◆ **Problem to solve**
Scan the records and identify every line in which the string "structured" occurs, then return those lines.

◆ **Data extract**
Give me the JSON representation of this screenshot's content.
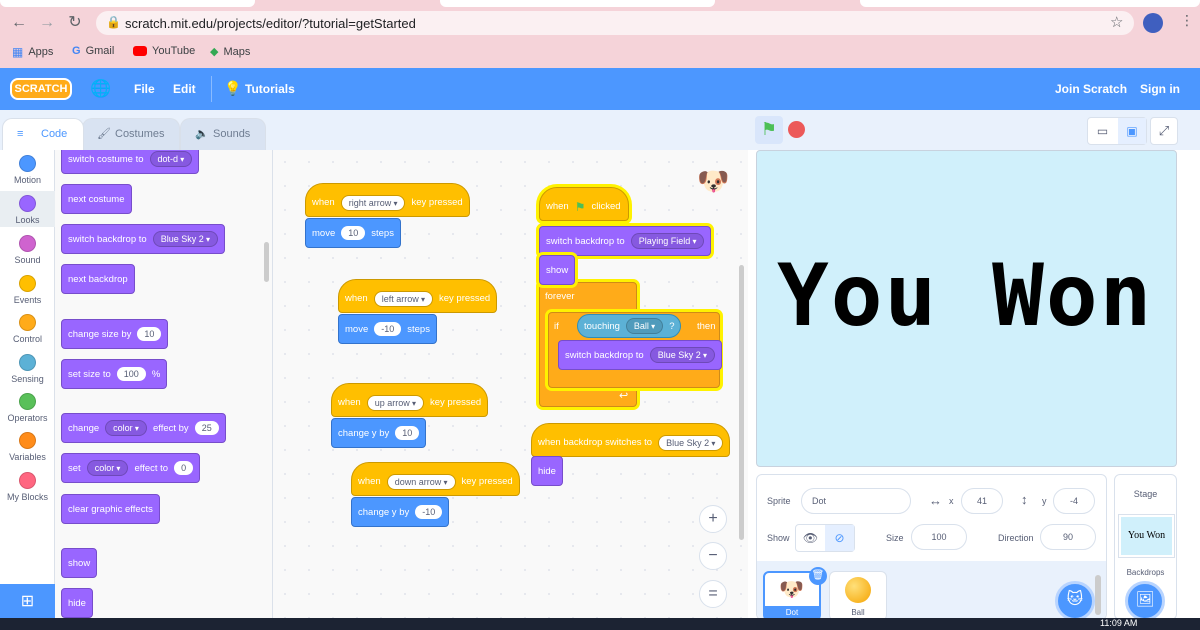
{
  "browser": {
    "url": "scratch.mit.edu/projects/editor/?tutorial=getStarted",
    "bookmarks": [
      "Apps",
      "Gmail",
      "YouTube",
      "Maps"
    ]
  },
  "menu": {
    "logo": "SCRATCH",
    "file": "File",
    "edit": "Edit",
    "tutorials": "Tutorials",
    "join": "Join Scratch",
    "signin": "Sign in"
  },
  "tabs": {
    "code": "Code",
    "costumes": "Costumes",
    "sounds": "Sounds"
  },
  "categories": [
    {
      "label": "Motion",
      "color": "#4c97ff"
    },
    {
      "label": "Looks",
      "color": "#9966ff"
    },
    {
      "label": "Sound",
      "color": "#cf63cf"
    },
    {
      "label": "Events",
      "color": "#ffbf00"
    },
    {
      "label": "Control",
      "color": "#ffab19"
    },
    {
      "label": "Sensing",
      "color": "#5cb1d6"
    },
    {
      "label": "Operators",
      "color": "#59c059"
    },
    {
      "label": "Variables",
      "color": "#ff8c1a"
    },
    {
      "label": "My Blocks",
      "color": "#ff6680"
    }
  ],
  "palette": {
    "switch_costume": "switch costume to",
    "costume_value": "dot-d",
    "next_costume": "next costume",
    "switch_backdrop": "switch backdrop to",
    "backdrop_value": "Blue Sky 2",
    "next_backdrop": "next backdrop",
    "change_size": "change size by",
    "change_size_value": "10",
    "set_size": "set size to",
    "set_size_value": "100",
    "percent": "%",
    "change": "change",
    "color1": "color",
    "effect_by": "effect by",
    "effect_by_value": "25",
    "set": "set",
    "color2": "color",
    "effect_to": "effect to",
    "effect_to_value": "0",
    "clear_effects": "clear graphic effects",
    "show": "show",
    "hide": "hide"
  },
  "scripts": {
    "when": "when",
    "key_pressed": "key pressed",
    "right_arrow": "right arrow",
    "move": "move",
    "move1": "10",
    "steps": "steps",
    "left_arrow": "left arrow",
    "move2": "-10",
    "up_arrow": "up arrow",
    "change_y": "change y by",
    "change_y1": "10",
    "down_arrow": "down arrow",
    "change_y2": "-10",
    "clicked": "clicked",
    "switch_backdrop": "switch backdrop to",
    "playing_field": "Playing Field",
    "show": "show",
    "forever": "forever",
    "if": "if",
    "touching": "touching",
    "ball": "Ball",
    "q": "?",
    "then": "then",
    "blue_sky": "Blue Sky 2",
    "when_backdrop": "when backdrop switches to",
    "hide": "hide"
  },
  "stage_text": "You Won",
  "sprite": {
    "sprite_label": "Sprite",
    "name": "Dot",
    "x_label": "x",
    "x": "41",
    "y_label": "y",
    "y": "-4",
    "show_label": "Show",
    "size_label": "Size",
    "size": "100",
    "direction_label": "Direction",
    "direction": "90",
    "thumb1": "Dot",
    "thumb2": "Ball"
  },
  "stage_panel": {
    "title": "Stage",
    "thumb": "You Won",
    "backdrops": "Backdrops"
  },
  "taskbar": {
    "time": "11:09 AM"
  },
  "colors": {
    "menu": "#4c97ff",
    "stage_bg": "#d0f0fb"
  }
}
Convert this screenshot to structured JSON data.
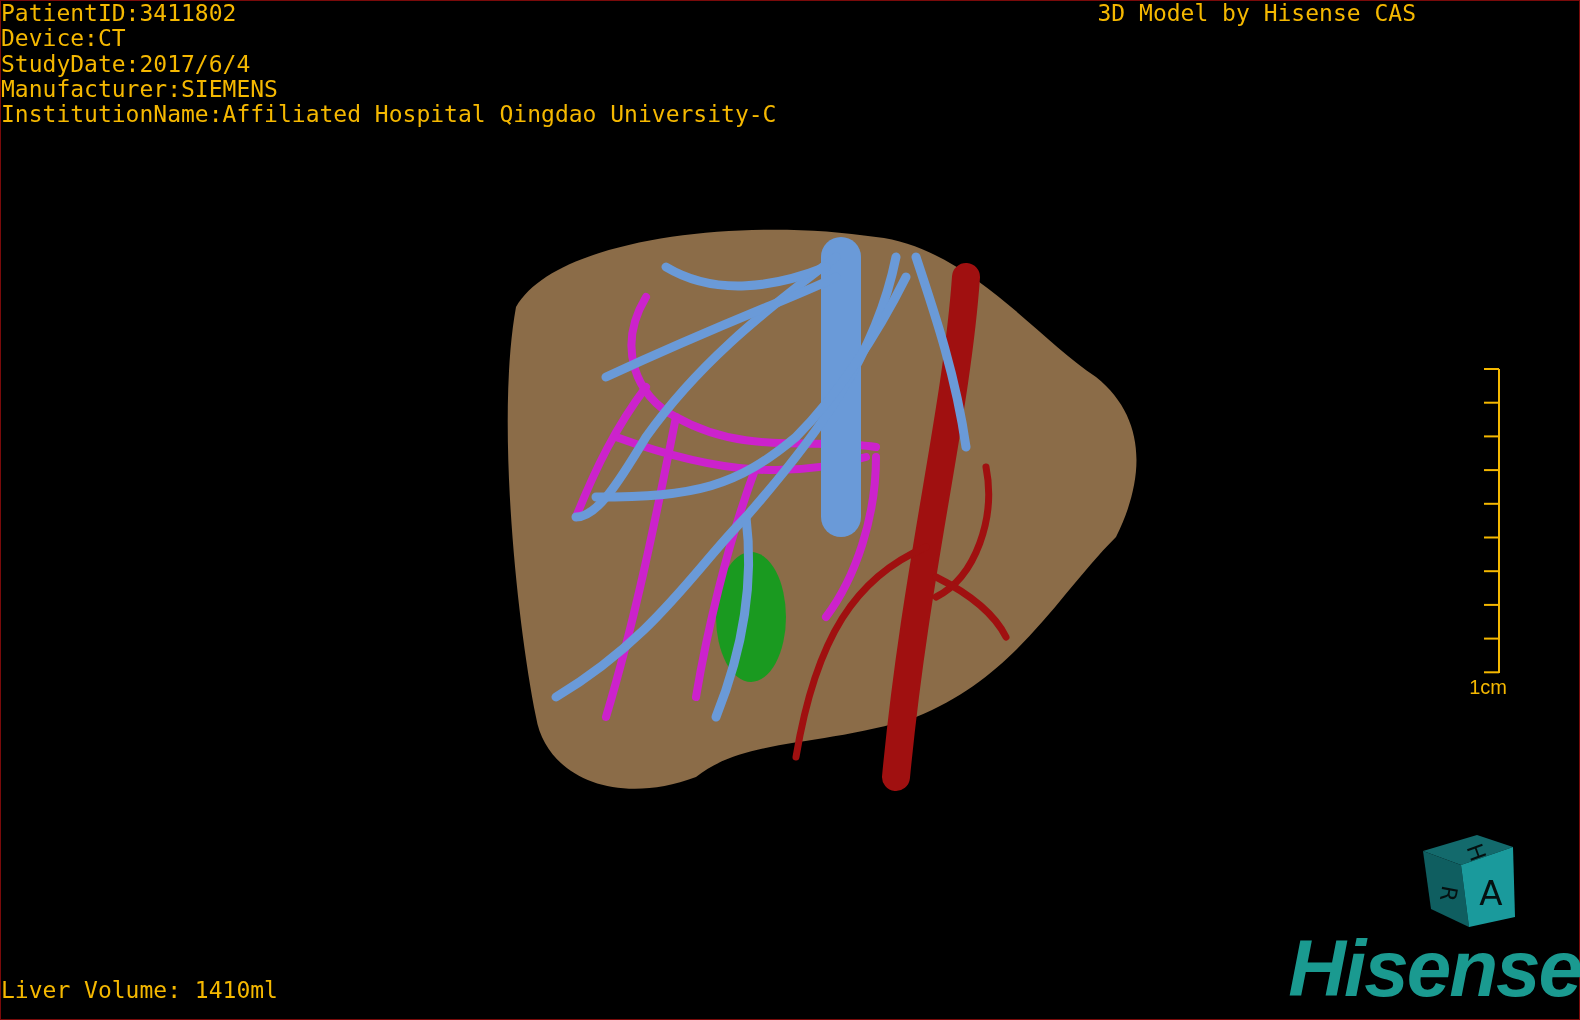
{
  "header": {
    "patient_info": [
      "PatientID:3411802",
      "Device:CT",
      "StudyDate:2017/6/4",
      "Manufacturer:SIEMENS",
      "InstitutionName:Affiliated Hospital Qingdao University-C"
    ],
    "title": "3D Model by Hisense CAS"
  },
  "viewport": {
    "scale_bar": {
      "label": "1cm"
    },
    "orientation_cube": {
      "faces": [
        "H",
        "R",
        "A"
      ]
    }
  },
  "footer": {
    "liver_volume": "Liver Volume: 1410ml",
    "logo": "Hisense"
  }
}
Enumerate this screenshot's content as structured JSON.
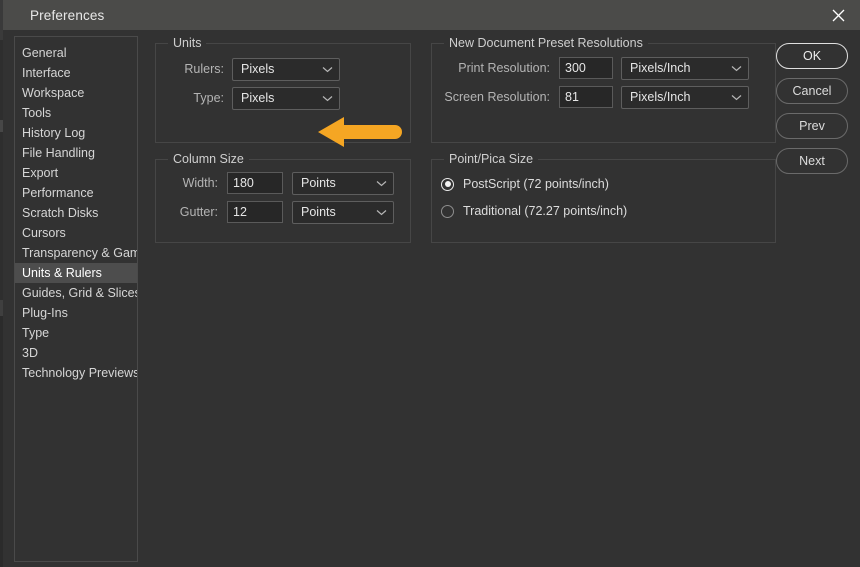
{
  "window": {
    "title": "Preferences",
    "close_icon": "close-icon",
    "titlebar_color": "#4b4b49",
    "background_color": "#323232"
  },
  "sidebar": {
    "selected": "Units & Rulers",
    "items": [
      {
        "label": "General"
      },
      {
        "label": "Interface"
      },
      {
        "label": "Workspace"
      },
      {
        "label": "Tools"
      },
      {
        "label": "History Log"
      },
      {
        "label": "File Handling"
      },
      {
        "label": "Export"
      },
      {
        "label": "Performance"
      },
      {
        "label": "Scratch Disks"
      },
      {
        "label": "Cursors"
      },
      {
        "label": "Transparency & Gamut"
      },
      {
        "label": "Units & Rulers"
      },
      {
        "label": "Guides, Grid & Slices"
      },
      {
        "label": "Plug-Ins"
      },
      {
        "label": "Type"
      },
      {
        "label": "3D"
      },
      {
        "label": "Technology Previews"
      }
    ]
  },
  "panels": {
    "units": {
      "legend": "Units",
      "rulers": {
        "label": "Rulers:",
        "value": "Pixels"
      },
      "type": {
        "label": "Type:",
        "value": "Pixels"
      }
    },
    "column_size": {
      "legend": "Column Size",
      "width": {
        "label": "Width:",
        "value": "180",
        "unit": "Points"
      },
      "gutter": {
        "label": "Gutter:",
        "value": "12",
        "unit": "Points"
      }
    },
    "preset_resolutions": {
      "legend": "New Document Preset Resolutions",
      "print": {
        "label": "Print Resolution:",
        "value": "300",
        "unit": "Pixels/Inch"
      },
      "screen": {
        "label": "Screen Resolution:",
        "value": "81",
        "unit": "Pixels/Inch"
      }
    },
    "point_pica": {
      "legend": "Point/Pica Size",
      "options": [
        {
          "label": "PostScript (72 points/inch)",
          "checked": true
        },
        {
          "label": "Traditional (72.27 points/inch)",
          "checked": false
        }
      ]
    }
  },
  "buttons": {
    "ok": "OK",
    "cancel": "Cancel",
    "prev": "Prev",
    "next": "Next"
  },
  "annotation": {
    "type": "arrow-left",
    "color": "#f5a623",
    "points_at": "Type dropdown in Units panel"
  }
}
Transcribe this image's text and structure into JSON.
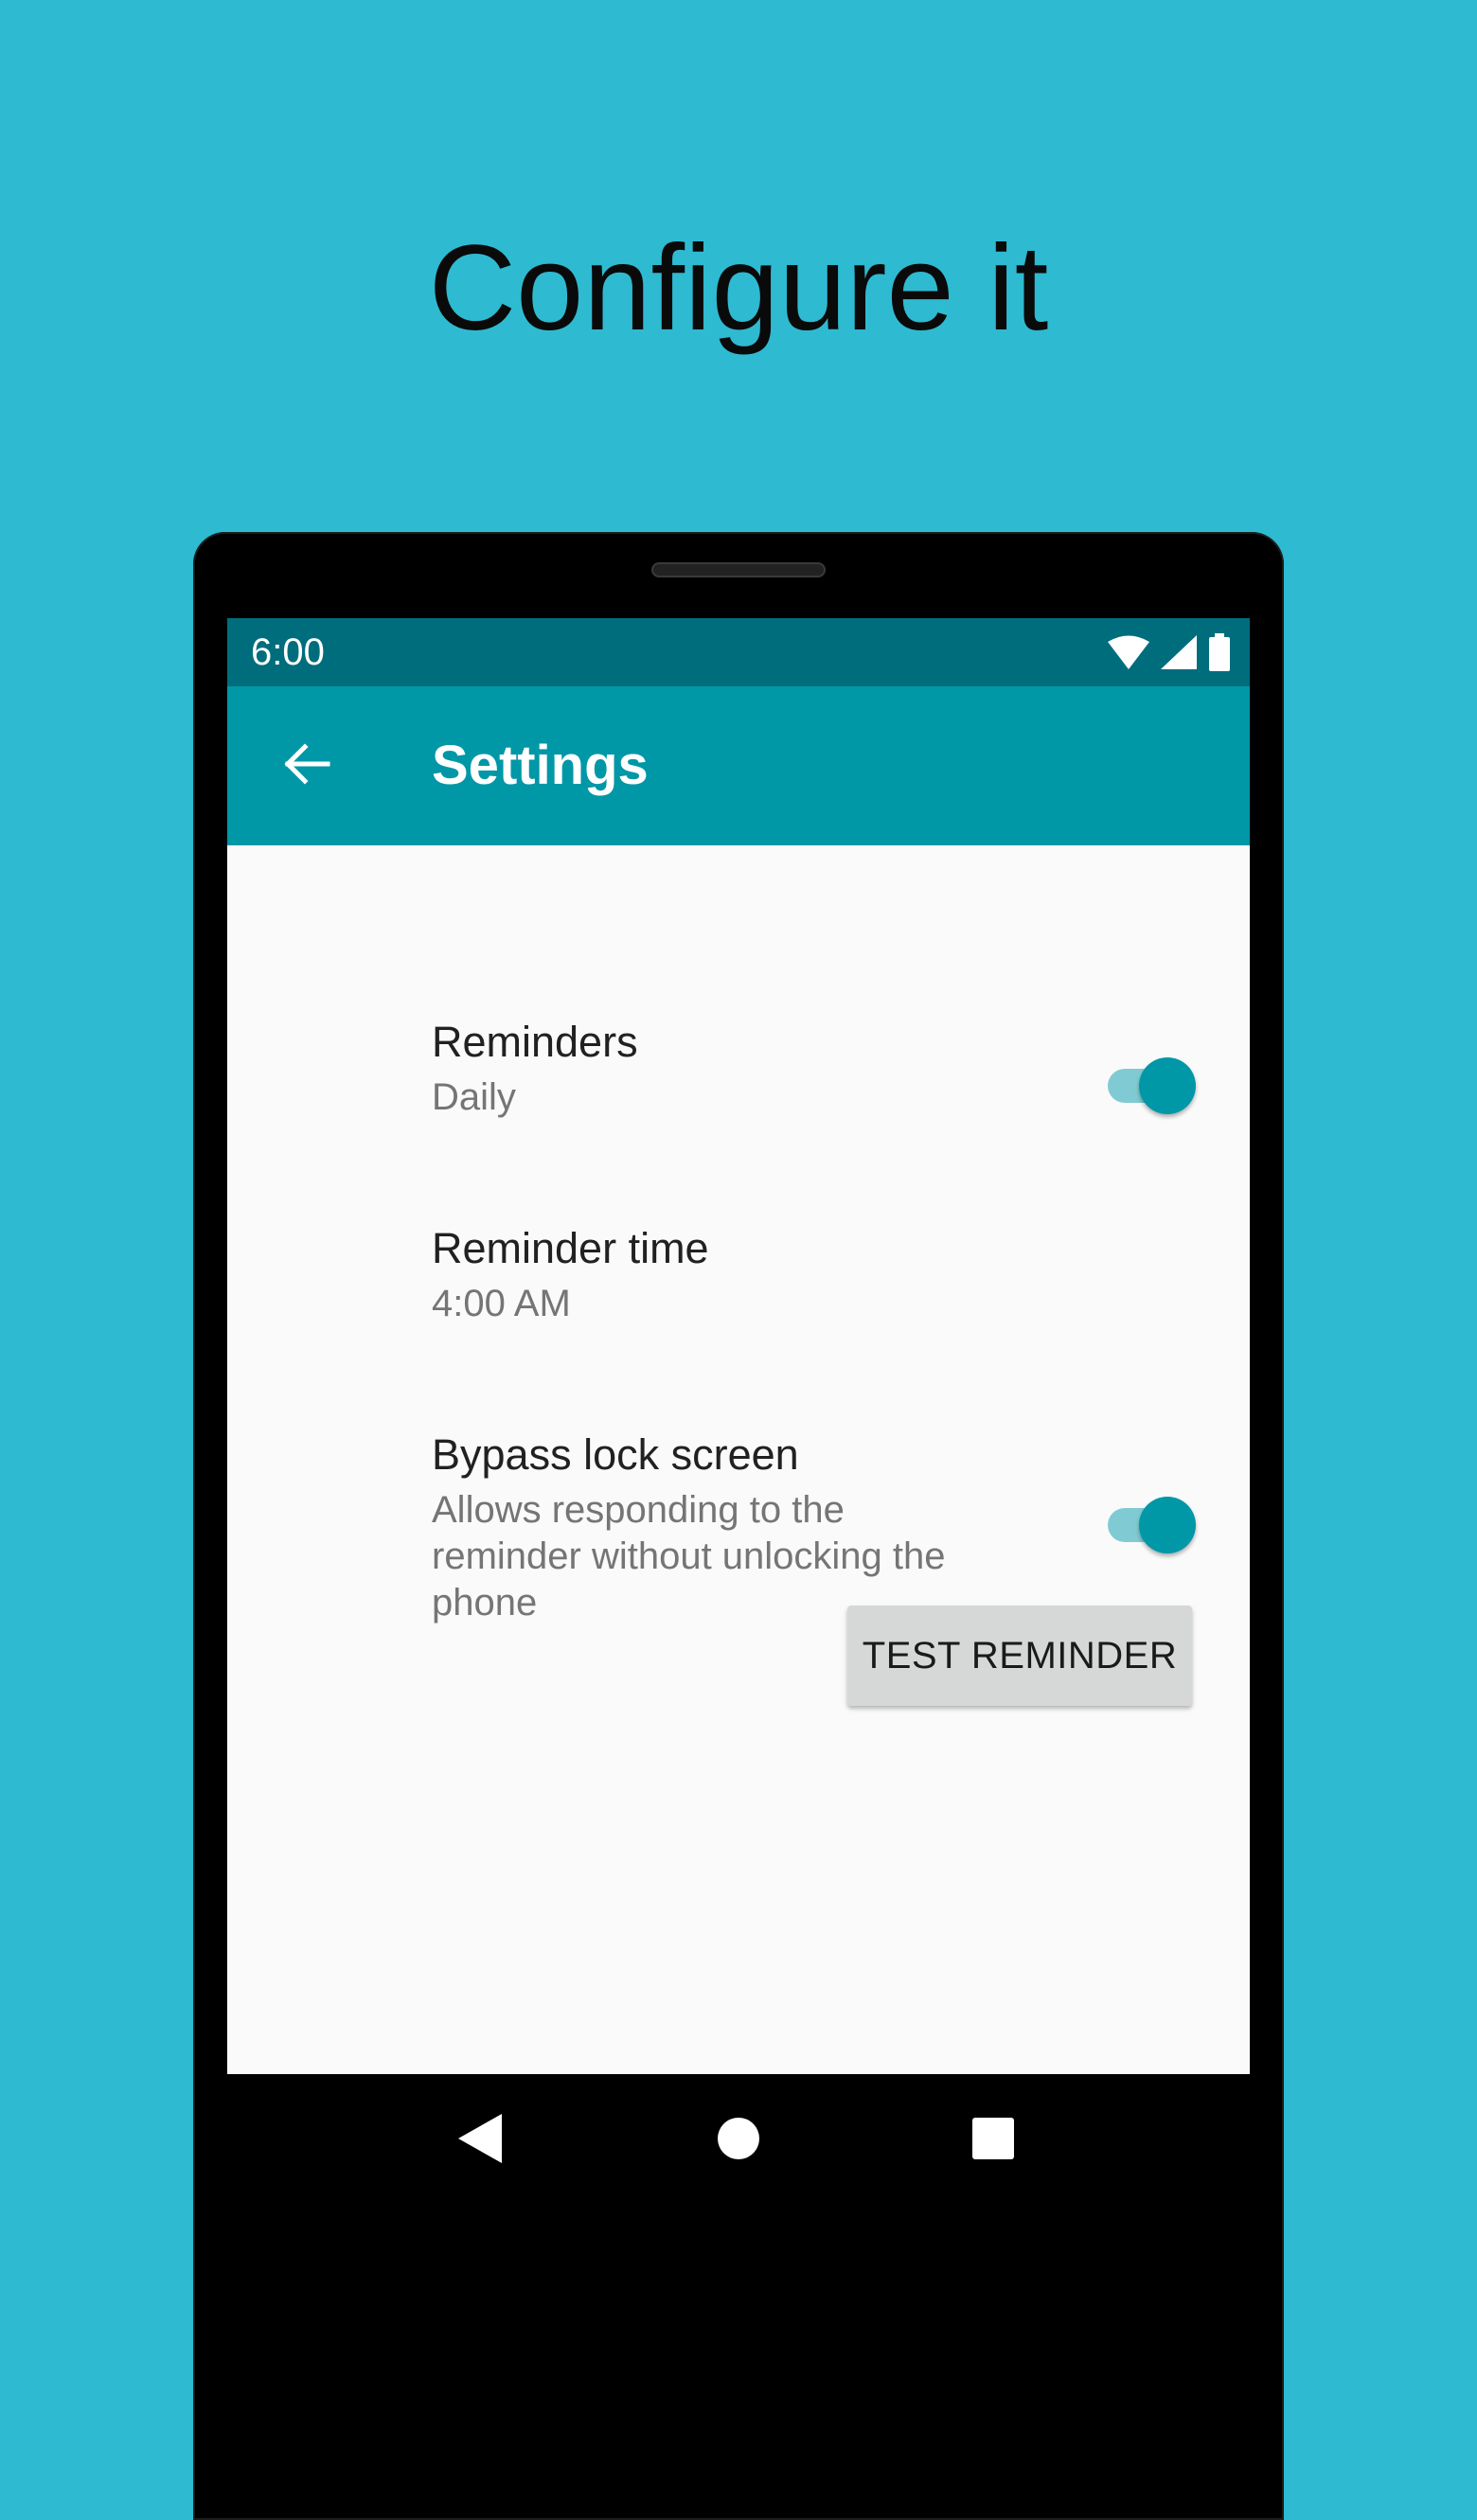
{
  "headline": "Configure it",
  "status_bar": {
    "time": "6:00",
    "icons": [
      "wifi-icon",
      "cell-signal-icon",
      "battery-icon"
    ]
  },
  "app_bar": {
    "back_icon": "arrow-back-icon",
    "title": "Settings"
  },
  "preferences": [
    {
      "title": "Reminders",
      "summary": "Daily",
      "switch_on": true
    },
    {
      "title": "Reminder time",
      "summary": "4:00 AM"
    },
    {
      "title": "Bypass lock screen",
      "summary": "Allows responding to the reminder without unlocking the phone",
      "switch_on": true
    }
  ],
  "test_button": {
    "label": "TEST REMINDER"
  },
  "nav_bar": {
    "icons": [
      "nav-back-icon",
      "nav-home-icon",
      "nav-recents-icon"
    ]
  },
  "colors": {
    "background": "#2EBAD1",
    "status_bar": "#006D7D",
    "app_bar": "#0097A7",
    "accent": "#0097A7",
    "switch_track_on": "#80CBD3",
    "screen": "#FAFAFA",
    "button": "#D6D7D7"
  }
}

◆ **Result of this exercise**
Convert this screenshot to structured JSON data.
Enumerate this screenshot's content as structured JSON.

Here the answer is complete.